**Objective**
Write the records below out in full, character for character, with no pictures.

**Data provided**
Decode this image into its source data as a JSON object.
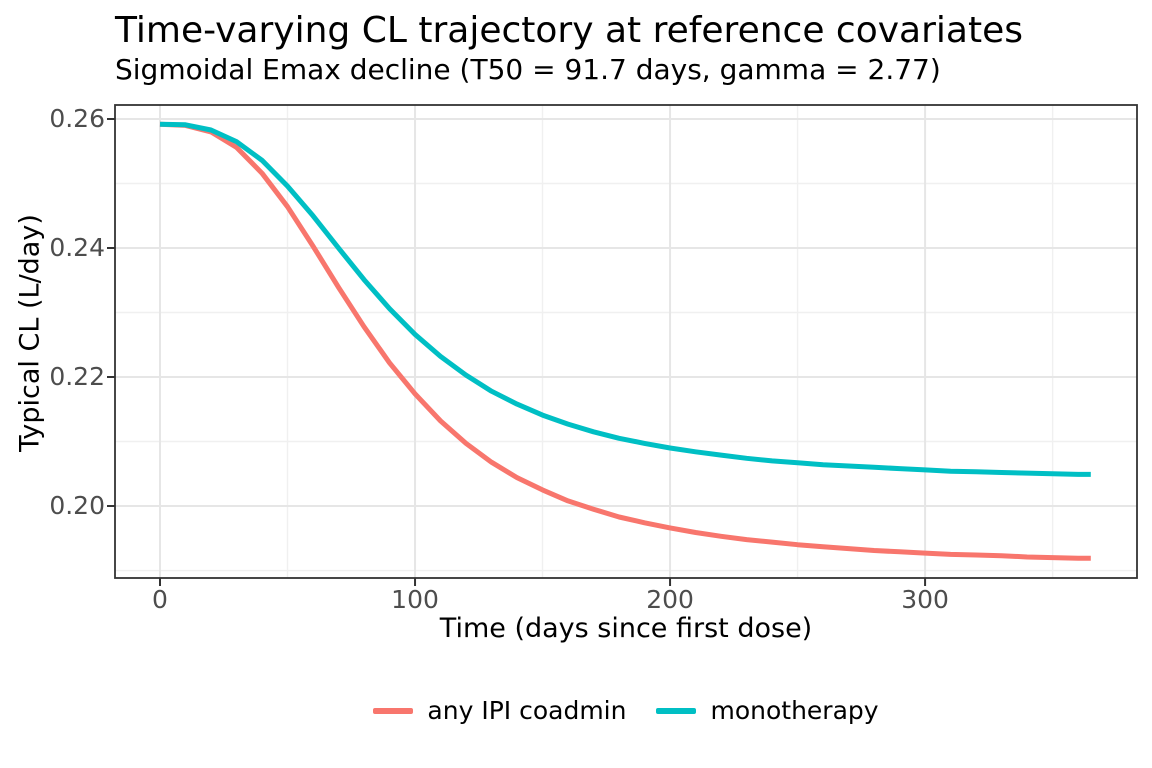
{
  "figure": {
    "title": "Time-varying CL trajectory at reference covariates",
    "subtitle": "Sigmoidal Emax decline (T50 = 91.7 days, gamma = 2.77)",
    "background_color": "#ffffff"
  },
  "chart_data": {
    "type": "line",
    "title": "Time-varying CL trajectory at reference covariates",
    "subtitle": "Sigmoidal Emax decline (T50 = 91.7 days, gamma = 2.77)",
    "xlabel": "Time (days since first dose)",
    "ylabel": "Typical CL (L/day)",
    "grid": true,
    "legend_position": "bottom",
    "x_domain": [
      -17.65,
      383.1
    ],
    "y_domain": [
      0.18884,
      0.26217
    ],
    "x_ticks": {
      "major": [
        0,
        100,
        200,
        300
      ],
      "minor": [
        50,
        150,
        250,
        350
      ],
      "labels": [
        "0",
        "100",
        "200",
        "300"
      ]
    },
    "y_ticks": {
      "major": [
        0.2,
        0.22,
        0.24,
        0.26
      ],
      "minor": [
        0.19,
        0.21,
        0.23,
        0.25
      ],
      "labels": [
        "0.20",
        "0.22",
        "0.24",
        "0.26"
      ]
    },
    "model": {
      "T50_days": 91.7,
      "gamma": 2.77
    },
    "x": [
      0,
      10,
      20,
      30,
      40,
      50,
      60,
      70,
      80,
      90,
      100,
      110,
      120,
      130,
      140,
      150,
      160,
      170,
      180,
      190,
      200,
      210,
      220,
      230,
      240,
      250,
      260,
      270,
      280,
      290,
      300,
      310,
      320,
      330,
      340,
      350,
      360,
      365
    ],
    "series": [
      {
        "name": "any IPI coadmin",
        "color": "#F8766D",
        "values": [
          0.2592,
          0.259,
          0.258,
          0.2556,
          0.2516,
          0.2464,
          0.2403,
          0.2339,
          0.2278,
          0.2222,
          0.2174,
          0.2132,
          0.2097,
          0.2068,
          0.2044,
          0.2025,
          0.2008,
          0.1995,
          0.1983,
          0.1974,
          0.1966,
          0.1959,
          0.1953,
          0.1948,
          0.1944,
          0.194,
          0.1937,
          0.1934,
          0.1931,
          0.1929,
          0.1927,
          0.1925,
          0.1924,
          0.1923,
          0.1921,
          0.192,
          0.1919,
          0.1919
        ]
      },
      {
        "name": "monotherapy",
        "color": "#00BFC4",
        "values": [
          0.2592,
          0.2591,
          0.2583,
          0.2565,
          0.2536,
          0.2496,
          0.245,
          0.24,
          0.2351,
          0.2306,
          0.2266,
          0.2232,
          0.2203,
          0.2178,
          0.2158,
          0.2141,
          0.2127,
          0.2115,
          0.2105,
          0.2097,
          0.209,
          0.2084,
          0.2079,
          0.2074,
          0.207,
          0.2067,
          0.2064,
          0.2062,
          0.206,
          0.2058,
          0.2056,
          0.2054,
          0.2053,
          0.2052,
          0.2051,
          0.205,
          0.2049,
          0.2049
        ]
      }
    ],
    "styles": {
      "panel_border_color": "#333333",
      "grid_major_color": "#e6e6e6",
      "grid_minor_color": "#f0f0f0",
      "tick_mark_color": "#333333",
      "tick_label_color": "#4d4d4d",
      "line_width": 5
    }
  },
  "legend": {
    "items": [
      {
        "label": "any IPI coadmin",
        "color": "#F8766D"
      },
      {
        "label": "monotherapy",
        "color": "#00BFC4"
      }
    ]
  }
}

**Expected output**
Decode this image into its source data as a JSON object.
{
  "figure": {
    "title": "Time-varying CL trajectory at reference covariates",
    "subtitle": "Sigmoidal Emax decline (T50 = 91.7 days, gamma = 2.77)",
    "background_color": "#ffffff"
  },
  "chart_data": {
    "type": "line",
    "title": "Time-varying CL trajectory at reference covariates",
    "subtitle": "Sigmoidal Emax decline (T50 = 91.7 days, gamma = 2.77)",
    "xlabel": "Time (days since first dose)",
    "ylabel": "Typical CL (L/day)",
    "grid": true,
    "legend_position": "bottom",
    "x_domain": [
      -17.65,
      383.1
    ],
    "y_domain": [
      0.18884,
      0.26217
    ],
    "x_ticks": {
      "major": [
        0,
        100,
        200,
        300
      ],
      "minor": [
        50,
        150,
        250,
        350
      ],
      "labels": [
        "0",
        "100",
        "200",
        "300"
      ]
    },
    "y_ticks": {
      "major": [
        0.2,
        0.22,
        0.24,
        0.26
      ],
      "minor": [
        0.19,
        0.21,
        0.23,
        0.25
      ],
      "labels": [
        "0.20",
        "0.22",
        "0.24",
        "0.26"
      ]
    },
    "model": {
      "T50_days": 91.7,
      "gamma": 2.77
    },
    "x": [
      0,
      10,
      20,
      30,
      40,
      50,
      60,
      70,
      80,
      90,
      100,
      110,
      120,
      130,
      140,
      150,
      160,
      170,
      180,
      190,
      200,
      210,
      220,
      230,
      240,
      250,
      260,
      270,
      280,
      290,
      300,
      310,
      320,
      330,
      340,
      350,
      360,
      365
    ],
    "series": [
      {
        "name": "any IPI coadmin",
        "color": "#F8766D",
        "values": [
          0.2592,
          0.259,
          0.258,
          0.2556,
          0.2516,
          0.2464,
          0.2403,
          0.2339,
          0.2278,
          0.2222,
          0.2174,
          0.2132,
          0.2097,
          0.2068,
          0.2044,
          0.2025,
          0.2008,
          0.1995,
          0.1983,
          0.1974,
          0.1966,
          0.1959,
          0.1953,
          0.1948,
          0.1944,
          0.194,
          0.1937,
          0.1934,
          0.1931,
          0.1929,
          0.1927,
          0.1925,
          0.1924,
          0.1923,
          0.1921,
          0.192,
          0.1919,
          0.1919
        ]
      },
      {
        "name": "monotherapy",
        "color": "#00BFC4",
        "values": [
          0.2592,
          0.2591,
          0.2583,
          0.2565,
          0.2536,
          0.2496,
          0.245,
          0.24,
          0.2351,
          0.2306,
          0.2266,
          0.2232,
          0.2203,
          0.2178,
          0.2158,
          0.2141,
          0.2127,
          0.2115,
          0.2105,
          0.2097,
          0.209,
          0.2084,
          0.2079,
          0.2074,
          0.207,
          0.2067,
          0.2064,
          0.2062,
          0.206,
          0.2058,
          0.2056,
          0.2054,
          0.2053,
          0.2052,
          0.2051,
          0.205,
          0.2049,
          0.2049
        ]
      }
    ],
    "styles": {
      "panel_border_color": "#333333",
      "grid_major_color": "#e6e6e6",
      "grid_minor_color": "#f0f0f0",
      "tick_mark_color": "#333333",
      "tick_label_color": "#4d4d4d",
      "line_width": 5
    }
  },
  "legend": {
    "items": [
      {
        "label": "any IPI coadmin",
        "color": "#F8766D"
      },
      {
        "label": "monotherapy",
        "color": "#00BFC4"
      }
    ]
  }
}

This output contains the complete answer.